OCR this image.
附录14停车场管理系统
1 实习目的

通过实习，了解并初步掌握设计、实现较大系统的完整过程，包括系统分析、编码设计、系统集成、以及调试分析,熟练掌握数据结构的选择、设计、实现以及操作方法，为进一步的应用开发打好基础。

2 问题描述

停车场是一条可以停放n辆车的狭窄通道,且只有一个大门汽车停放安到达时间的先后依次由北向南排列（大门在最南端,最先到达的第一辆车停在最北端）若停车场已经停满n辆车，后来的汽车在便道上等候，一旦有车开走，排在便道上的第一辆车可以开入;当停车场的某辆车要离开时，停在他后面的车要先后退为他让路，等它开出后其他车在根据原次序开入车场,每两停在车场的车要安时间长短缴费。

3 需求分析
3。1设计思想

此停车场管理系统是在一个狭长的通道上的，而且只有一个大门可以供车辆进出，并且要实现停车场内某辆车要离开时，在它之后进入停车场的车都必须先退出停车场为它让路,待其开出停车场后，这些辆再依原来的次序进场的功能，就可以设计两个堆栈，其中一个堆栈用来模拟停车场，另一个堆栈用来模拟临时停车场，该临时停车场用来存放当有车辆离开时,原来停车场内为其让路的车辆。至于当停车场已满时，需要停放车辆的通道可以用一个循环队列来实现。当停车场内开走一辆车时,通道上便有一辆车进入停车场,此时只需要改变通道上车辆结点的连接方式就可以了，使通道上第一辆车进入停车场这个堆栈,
━━━━━━
## Stated task
Word for word, restate all of the data shown above.

## Expected output
OCR this image.
附录14停车场管理系统
1 实习目的

通过实习，了解并初步掌握设计、实现较大系统的完整过程，包括系统分析、编码设计、系统集成、以及调试分析,熟练掌握数据结构的选择、设计、实现以及操作方法，为进一步的应用开发打好基础。

2 问题描述

停车场是一条可以停放n辆车的狭窄通道,且只有一个大门汽车停放安到达时间的先后依次由北向南排列（大门在最南端,最先到达的第一辆车停在最北端）若停车场已经停满n辆车，后来的汽车在便道上等候，一旦有车开走，排在便道上的第一辆车可以开入;当停车场的某辆车要离开时，停在他后面的车要先后退为他让路，等它开出后其他车在根据原次序开入车场,每两停在车场的车要安时间长短缴费。

3 需求分析
3。1设计思想

此停车场管理系统是在一个狭长的通道上的，而且只有一个大门可以供车辆进出，并且要实现停车场内某辆车要离开时，在它之后进入停车场的车都必须先退出停车场为它让路,待其开出停车场后，这些辆再依原来的次序进场的功能，就可以设计两个堆栈，其中一个堆栈用来模拟停车场，另一个堆栈用来模拟临时停车场，该临时停车场用来存放当有车辆离开时,原来停车场内为其让路的车辆。至于当停车场已满时，需要停放车辆的通道可以用一个循环队列来实现。当停车场内开走一辆车时,通道上便有一辆车进入停车场,此时只需要改变通道上车辆结点的连接方式就可以了，使通道上第一辆车进入停车场这个堆栈,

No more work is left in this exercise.